→ Dataset entries:
-*-

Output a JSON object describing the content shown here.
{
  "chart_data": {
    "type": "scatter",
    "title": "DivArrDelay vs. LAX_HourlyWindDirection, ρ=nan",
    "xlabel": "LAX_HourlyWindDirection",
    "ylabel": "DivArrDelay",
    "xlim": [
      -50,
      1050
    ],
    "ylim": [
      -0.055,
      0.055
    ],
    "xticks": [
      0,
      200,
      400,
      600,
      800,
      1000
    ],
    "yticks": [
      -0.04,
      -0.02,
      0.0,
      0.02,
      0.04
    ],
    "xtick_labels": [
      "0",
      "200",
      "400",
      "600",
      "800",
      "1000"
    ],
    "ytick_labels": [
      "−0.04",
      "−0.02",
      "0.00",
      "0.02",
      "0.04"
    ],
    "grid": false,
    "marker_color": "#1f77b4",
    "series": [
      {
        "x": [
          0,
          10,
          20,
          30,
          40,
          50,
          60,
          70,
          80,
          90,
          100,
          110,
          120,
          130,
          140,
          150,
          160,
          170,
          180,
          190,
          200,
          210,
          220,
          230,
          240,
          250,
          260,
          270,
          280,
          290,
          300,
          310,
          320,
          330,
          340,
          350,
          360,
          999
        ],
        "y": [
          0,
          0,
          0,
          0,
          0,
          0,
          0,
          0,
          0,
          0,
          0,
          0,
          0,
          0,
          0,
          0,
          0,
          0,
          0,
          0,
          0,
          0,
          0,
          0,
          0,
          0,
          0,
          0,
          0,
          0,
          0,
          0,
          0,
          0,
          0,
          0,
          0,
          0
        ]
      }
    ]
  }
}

-*-

→ Direction: Your task is to output the full set of records exactly as presented.

→ Written answer:
Output a JSON object describing the content shown here.
{
  "chart_data": {
    "type": "scatter",
    "title": "DivArrDelay vs. LAX_HourlyWindDirection, ρ=nan",
    "xlabel": "LAX_HourlyWindDirection",
    "ylabel": "DivArrDelay",
    "xlim": [
      -50,
      1050
    ],
    "ylim": [
      -0.055,
      0.055
    ],
    "xticks": [
      0,
      200,
      400,
      600,
      800,
      1000
    ],
    "yticks": [
      -0.04,
      -0.02,
      0.0,
      0.02,
      0.04
    ],
    "xtick_labels": [
      "0",
      "200",
      "400",
      "600",
      "800",
      "1000"
    ],
    "ytick_labels": [
      "−0.04",
      "−0.02",
      "0.00",
      "0.02",
      "0.04"
    ],
    "grid": false,
    "marker_color": "#1f77b4",
    "series": [
      {
        "x": [
          0,
          10,
          20,
          30,
          40,
          50,
          60,
          70,
          80,
          90,
          100,
          110,
          120,
          130,
          140,
          150,
          160,
          170,
          180,
          190,
          200,
          210,
          220,
          230,
          240,
          250,
          260,
          270,
          280,
          290,
          300,
          310,
          320,
          330,
          340,
          350,
          360,
          999
        ],
        "y": [
          0,
          0,
          0,
          0,
          0,
          0,
          0,
          0,
          0,
          0,
          0,
          0,
          0,
          0,
          0,
          0,
          0,
          0,
          0,
          0,
          0,
          0,
          0,
          0,
          0,
          0,
          0,
          0,
          0,
          0,
          0,
          0,
          0,
          0,
          0,
          0,
          0,
          0
        ]
      }
    ]
  }
}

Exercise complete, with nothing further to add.